Instructions to follow
Copy each line that contains the string "wearing".
####
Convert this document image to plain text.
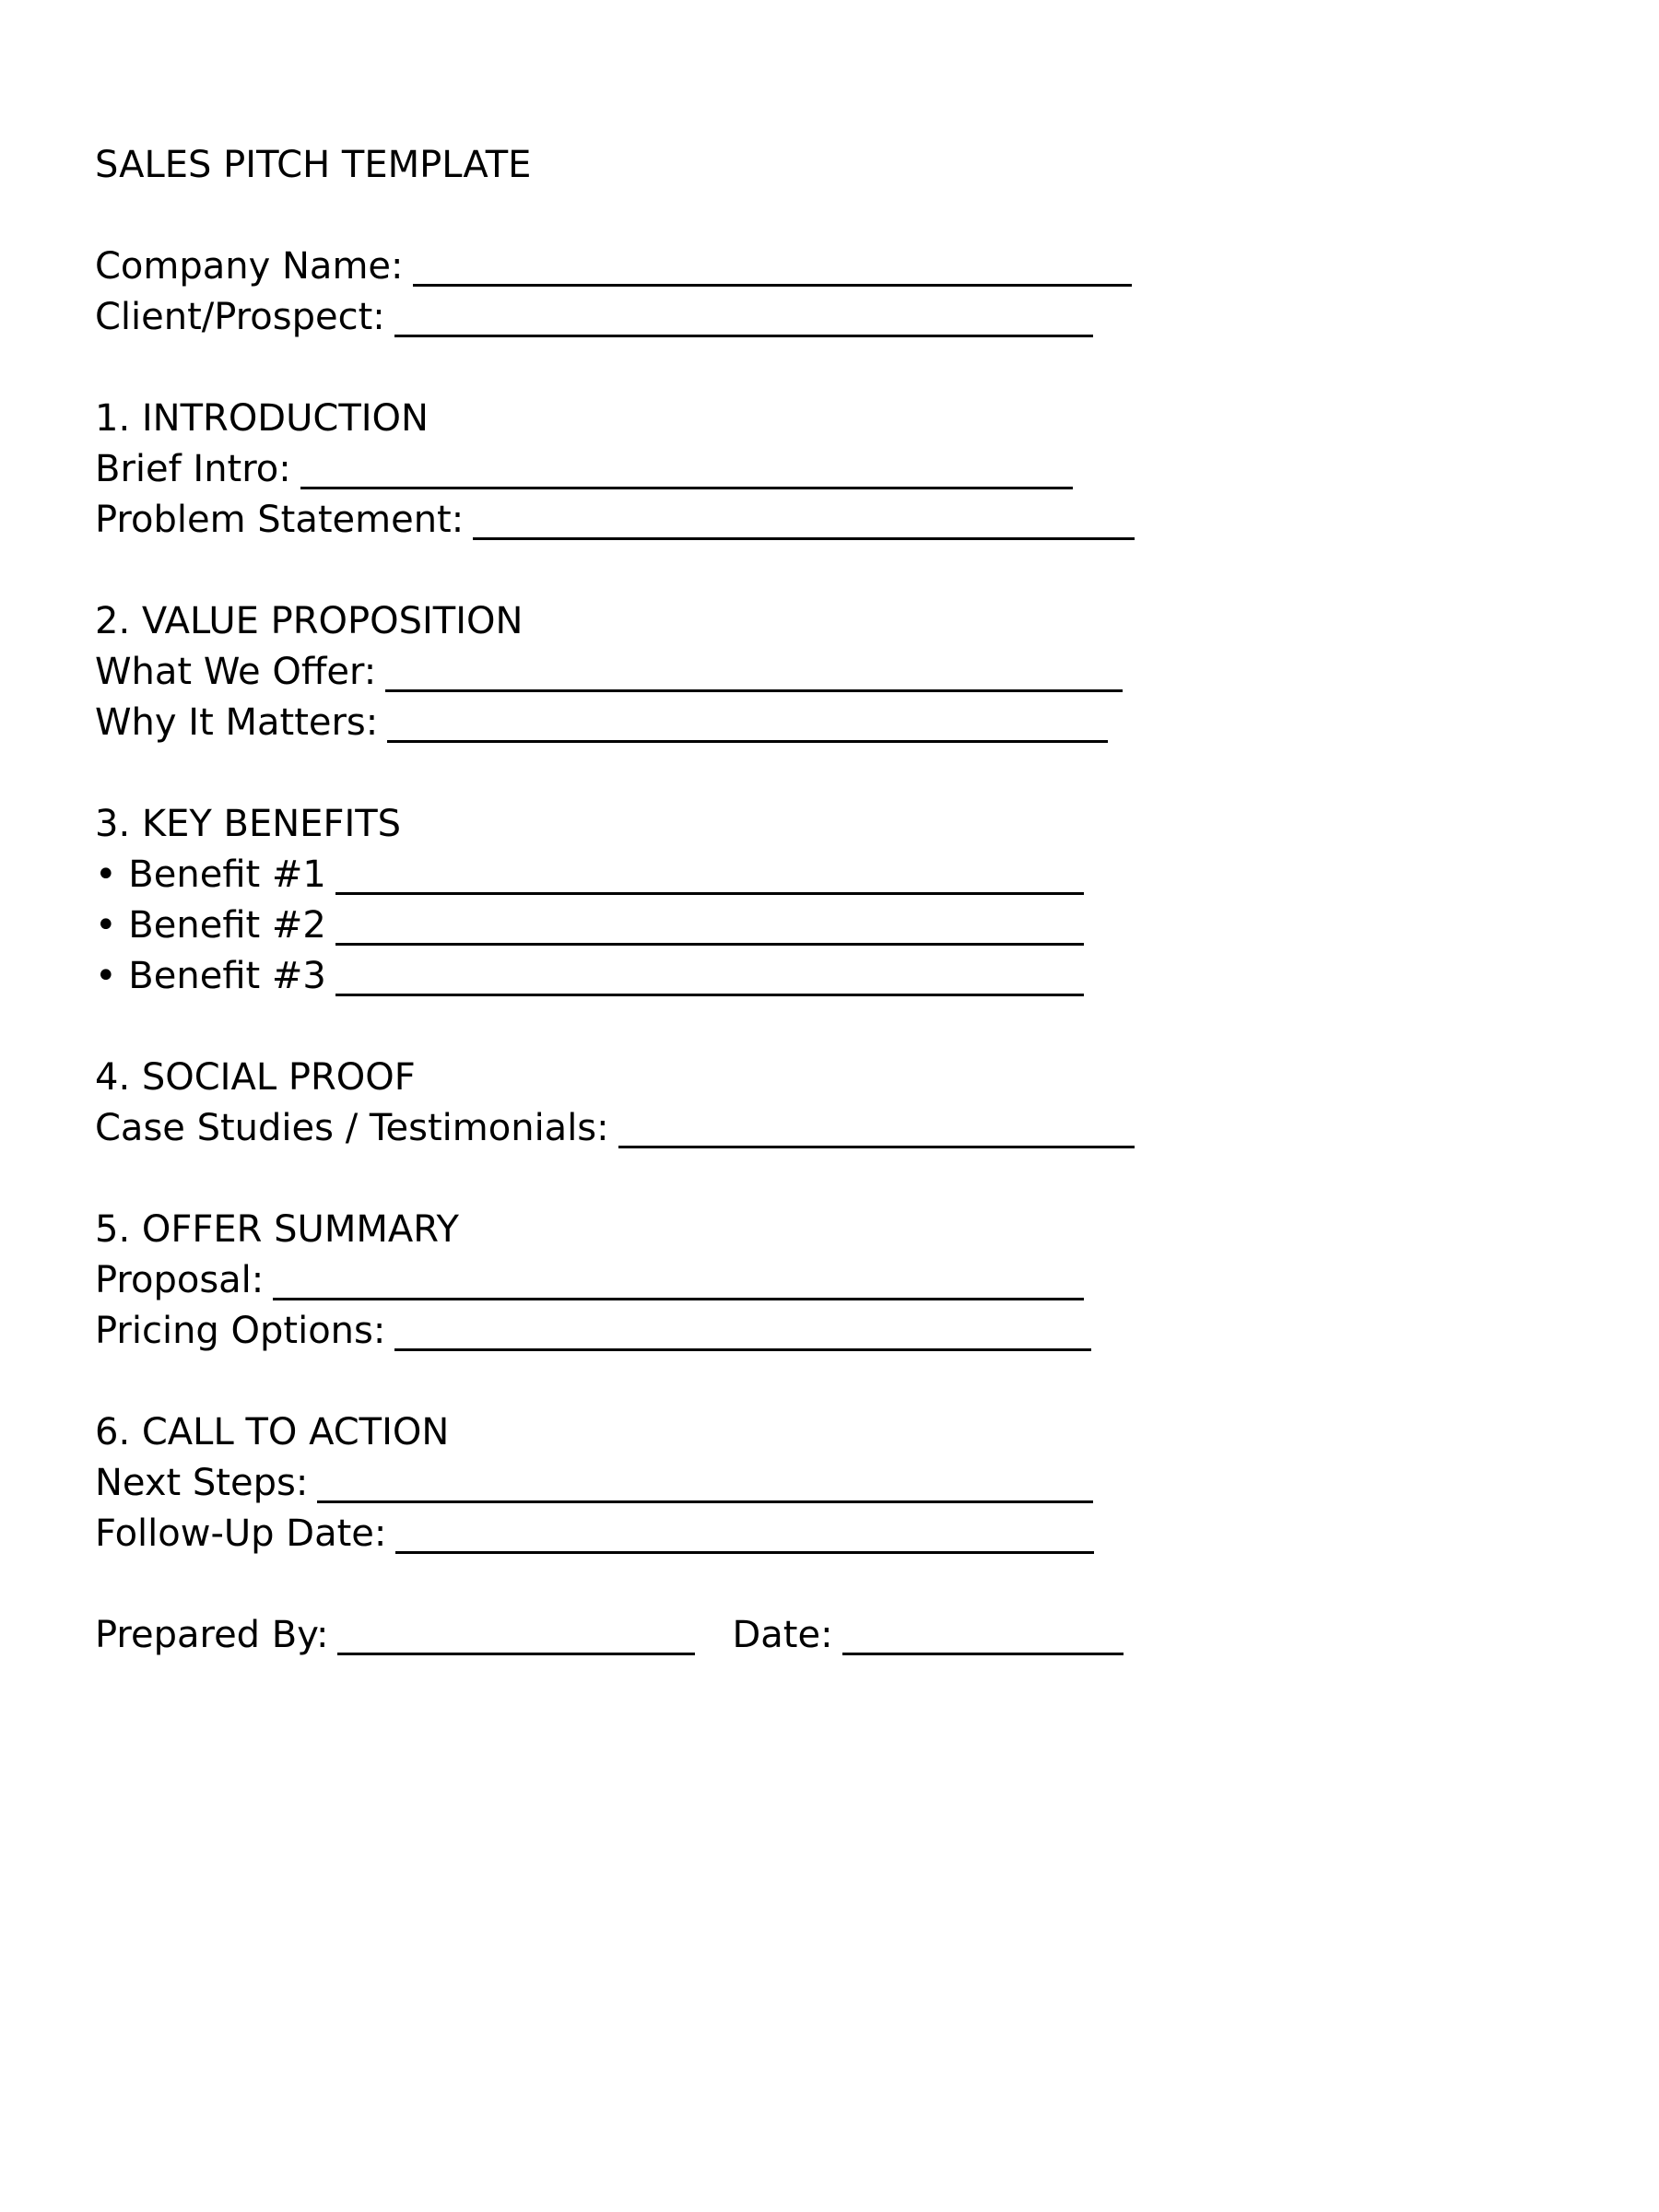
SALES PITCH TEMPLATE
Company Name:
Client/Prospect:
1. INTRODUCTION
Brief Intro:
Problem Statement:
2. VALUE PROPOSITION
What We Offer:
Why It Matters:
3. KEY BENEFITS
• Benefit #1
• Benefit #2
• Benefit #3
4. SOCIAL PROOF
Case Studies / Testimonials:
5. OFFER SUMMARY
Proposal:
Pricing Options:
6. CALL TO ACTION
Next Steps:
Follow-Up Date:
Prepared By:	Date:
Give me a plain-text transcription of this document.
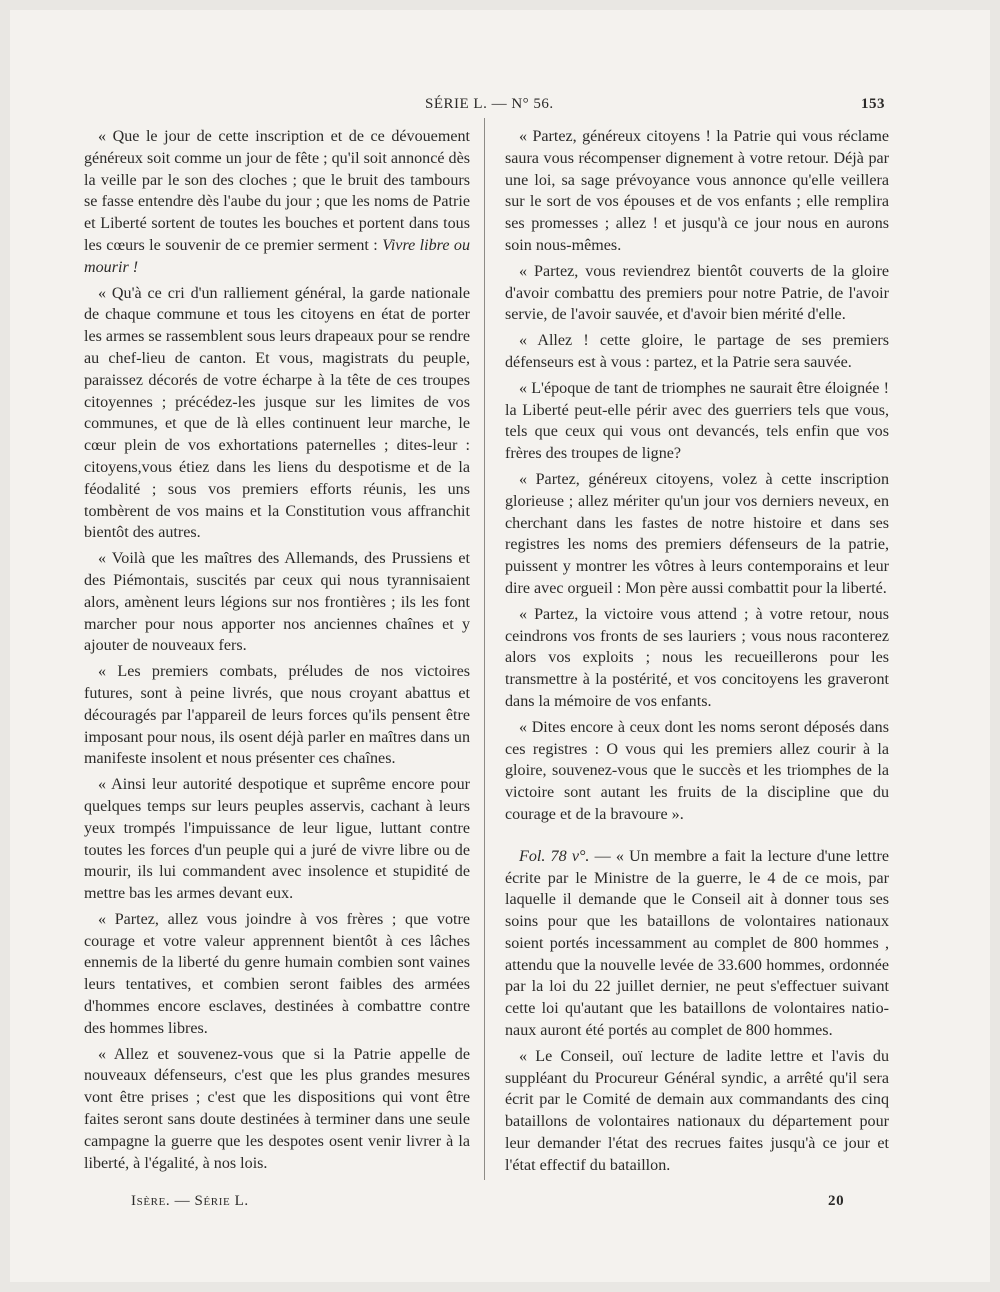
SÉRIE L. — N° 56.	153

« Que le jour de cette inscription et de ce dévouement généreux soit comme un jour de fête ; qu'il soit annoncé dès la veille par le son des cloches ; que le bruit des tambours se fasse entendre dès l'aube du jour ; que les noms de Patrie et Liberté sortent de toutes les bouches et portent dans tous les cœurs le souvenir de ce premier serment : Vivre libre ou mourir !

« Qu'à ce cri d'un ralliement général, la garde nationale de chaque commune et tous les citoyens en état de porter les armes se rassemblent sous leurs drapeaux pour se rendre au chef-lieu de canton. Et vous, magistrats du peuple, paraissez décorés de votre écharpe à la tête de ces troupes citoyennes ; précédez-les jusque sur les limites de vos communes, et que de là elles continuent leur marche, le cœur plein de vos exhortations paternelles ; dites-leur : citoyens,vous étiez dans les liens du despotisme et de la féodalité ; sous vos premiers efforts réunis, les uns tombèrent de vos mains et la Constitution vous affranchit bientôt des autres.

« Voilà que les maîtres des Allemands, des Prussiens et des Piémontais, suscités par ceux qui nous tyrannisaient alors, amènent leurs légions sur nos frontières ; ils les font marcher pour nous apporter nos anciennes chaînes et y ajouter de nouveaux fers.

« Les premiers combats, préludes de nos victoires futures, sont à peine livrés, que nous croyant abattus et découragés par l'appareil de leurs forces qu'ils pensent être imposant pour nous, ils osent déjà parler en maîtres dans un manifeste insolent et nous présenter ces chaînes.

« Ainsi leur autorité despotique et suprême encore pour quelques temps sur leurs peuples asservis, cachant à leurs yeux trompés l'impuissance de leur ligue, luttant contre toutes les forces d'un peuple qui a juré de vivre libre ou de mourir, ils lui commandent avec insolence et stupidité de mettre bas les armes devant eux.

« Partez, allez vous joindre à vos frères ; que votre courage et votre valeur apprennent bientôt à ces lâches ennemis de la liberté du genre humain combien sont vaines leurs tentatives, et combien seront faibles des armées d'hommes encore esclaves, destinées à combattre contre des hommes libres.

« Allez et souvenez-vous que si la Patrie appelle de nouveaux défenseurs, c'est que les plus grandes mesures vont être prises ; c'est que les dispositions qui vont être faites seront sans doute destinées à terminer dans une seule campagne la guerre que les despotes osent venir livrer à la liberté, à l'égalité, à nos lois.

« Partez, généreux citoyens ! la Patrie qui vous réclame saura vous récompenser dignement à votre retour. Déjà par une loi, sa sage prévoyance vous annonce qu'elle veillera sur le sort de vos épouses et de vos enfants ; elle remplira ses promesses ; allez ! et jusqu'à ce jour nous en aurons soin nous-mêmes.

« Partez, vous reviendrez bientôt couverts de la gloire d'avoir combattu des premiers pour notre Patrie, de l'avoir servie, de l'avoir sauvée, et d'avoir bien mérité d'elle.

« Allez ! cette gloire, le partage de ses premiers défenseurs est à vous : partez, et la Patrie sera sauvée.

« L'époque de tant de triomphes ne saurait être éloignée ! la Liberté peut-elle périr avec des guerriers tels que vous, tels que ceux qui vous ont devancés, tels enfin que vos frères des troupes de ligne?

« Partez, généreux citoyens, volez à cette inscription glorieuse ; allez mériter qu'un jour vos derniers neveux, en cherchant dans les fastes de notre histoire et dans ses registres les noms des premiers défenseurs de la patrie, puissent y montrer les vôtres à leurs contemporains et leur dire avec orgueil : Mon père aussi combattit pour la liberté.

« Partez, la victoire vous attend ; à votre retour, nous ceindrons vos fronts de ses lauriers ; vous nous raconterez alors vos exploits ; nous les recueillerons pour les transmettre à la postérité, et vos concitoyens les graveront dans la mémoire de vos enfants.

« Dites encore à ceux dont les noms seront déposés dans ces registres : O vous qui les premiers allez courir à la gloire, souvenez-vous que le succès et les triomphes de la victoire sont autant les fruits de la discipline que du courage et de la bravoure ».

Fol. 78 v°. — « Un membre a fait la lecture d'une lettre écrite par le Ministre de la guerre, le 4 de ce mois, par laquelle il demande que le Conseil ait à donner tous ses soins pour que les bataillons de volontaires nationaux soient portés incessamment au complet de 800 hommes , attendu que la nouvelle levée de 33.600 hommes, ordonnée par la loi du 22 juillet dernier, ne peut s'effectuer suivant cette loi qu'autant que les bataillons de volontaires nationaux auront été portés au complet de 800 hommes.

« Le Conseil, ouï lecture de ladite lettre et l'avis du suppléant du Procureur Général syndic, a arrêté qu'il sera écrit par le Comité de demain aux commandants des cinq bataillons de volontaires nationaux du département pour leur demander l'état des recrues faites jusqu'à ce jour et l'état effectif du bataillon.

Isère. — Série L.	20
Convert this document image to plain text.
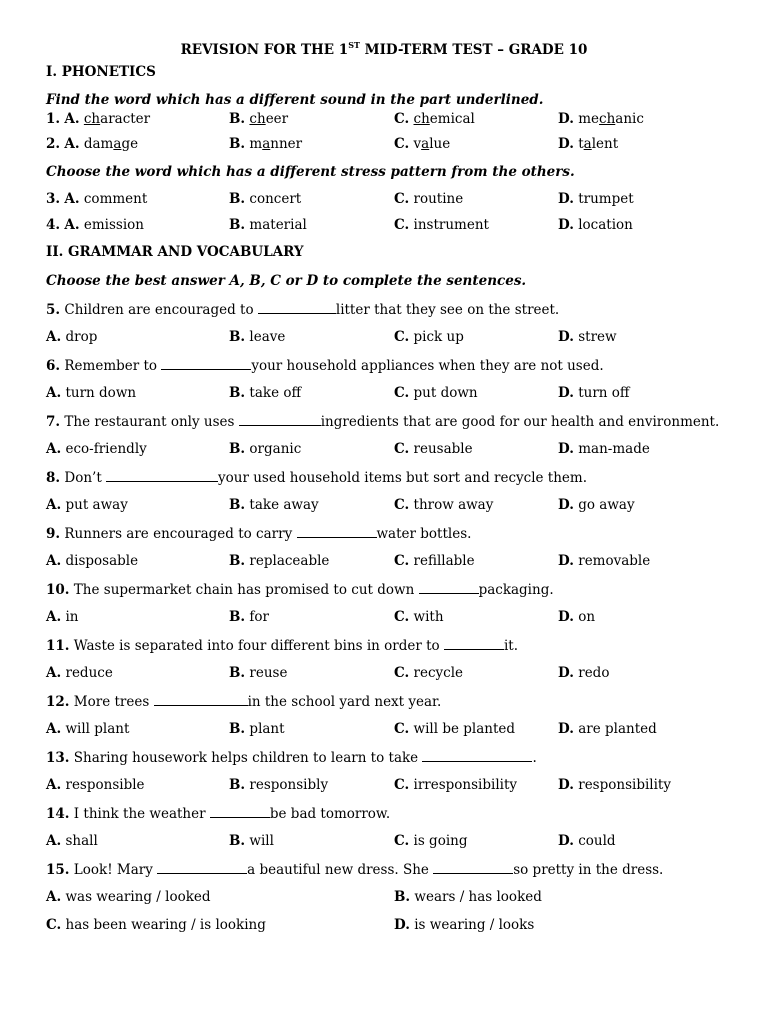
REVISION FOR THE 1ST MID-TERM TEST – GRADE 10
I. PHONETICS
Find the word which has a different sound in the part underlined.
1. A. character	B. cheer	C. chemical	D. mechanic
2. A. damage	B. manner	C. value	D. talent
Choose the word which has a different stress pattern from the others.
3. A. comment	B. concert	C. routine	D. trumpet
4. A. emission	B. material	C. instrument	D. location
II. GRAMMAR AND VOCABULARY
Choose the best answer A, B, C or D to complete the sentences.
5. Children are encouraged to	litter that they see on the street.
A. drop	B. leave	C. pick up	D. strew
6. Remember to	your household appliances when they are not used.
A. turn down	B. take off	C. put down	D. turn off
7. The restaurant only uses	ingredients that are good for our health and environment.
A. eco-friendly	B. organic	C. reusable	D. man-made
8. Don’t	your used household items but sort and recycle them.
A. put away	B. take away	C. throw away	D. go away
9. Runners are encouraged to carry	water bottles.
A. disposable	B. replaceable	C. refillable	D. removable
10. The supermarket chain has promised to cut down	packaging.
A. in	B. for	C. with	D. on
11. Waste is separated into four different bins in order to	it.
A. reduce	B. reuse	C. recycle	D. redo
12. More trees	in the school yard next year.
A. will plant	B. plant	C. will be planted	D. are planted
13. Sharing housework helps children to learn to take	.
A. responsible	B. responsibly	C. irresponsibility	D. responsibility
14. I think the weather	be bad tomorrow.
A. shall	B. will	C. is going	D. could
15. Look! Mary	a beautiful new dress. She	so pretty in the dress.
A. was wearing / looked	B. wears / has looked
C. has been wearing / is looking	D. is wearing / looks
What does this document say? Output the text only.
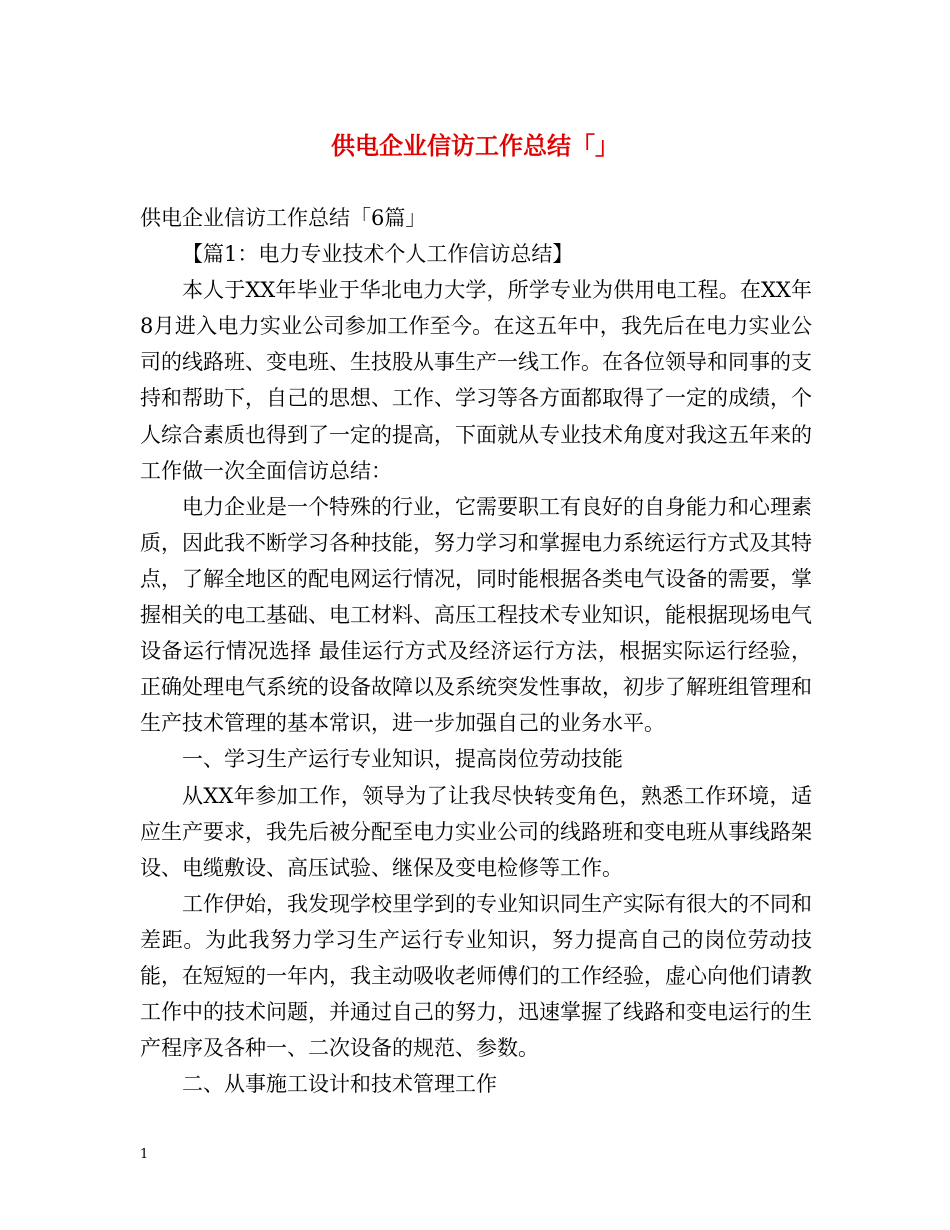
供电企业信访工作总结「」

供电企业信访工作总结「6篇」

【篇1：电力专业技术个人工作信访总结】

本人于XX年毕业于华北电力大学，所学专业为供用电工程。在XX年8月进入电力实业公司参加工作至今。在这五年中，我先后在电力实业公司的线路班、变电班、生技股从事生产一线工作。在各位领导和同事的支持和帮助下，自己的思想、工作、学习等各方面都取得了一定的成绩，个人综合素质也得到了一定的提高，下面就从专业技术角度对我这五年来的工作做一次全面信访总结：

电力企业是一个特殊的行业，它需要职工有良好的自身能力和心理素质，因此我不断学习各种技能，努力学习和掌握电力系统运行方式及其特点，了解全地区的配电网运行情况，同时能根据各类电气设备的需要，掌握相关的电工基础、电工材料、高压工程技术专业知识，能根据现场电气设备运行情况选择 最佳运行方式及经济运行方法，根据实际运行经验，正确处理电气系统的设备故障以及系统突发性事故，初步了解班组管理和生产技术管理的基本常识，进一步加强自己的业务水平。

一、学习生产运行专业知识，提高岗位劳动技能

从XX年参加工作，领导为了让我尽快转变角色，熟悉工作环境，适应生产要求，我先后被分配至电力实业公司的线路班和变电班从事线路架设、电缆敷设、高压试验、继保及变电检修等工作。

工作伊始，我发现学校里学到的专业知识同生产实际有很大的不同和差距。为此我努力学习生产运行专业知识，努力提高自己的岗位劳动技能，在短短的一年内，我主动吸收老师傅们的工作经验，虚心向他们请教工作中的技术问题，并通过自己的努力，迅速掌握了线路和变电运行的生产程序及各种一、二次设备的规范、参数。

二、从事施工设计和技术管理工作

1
####
Output of the exercise
A. was wearing / looked	B. wears / has looked
C. has been wearing / is looking	D. is wearing / looks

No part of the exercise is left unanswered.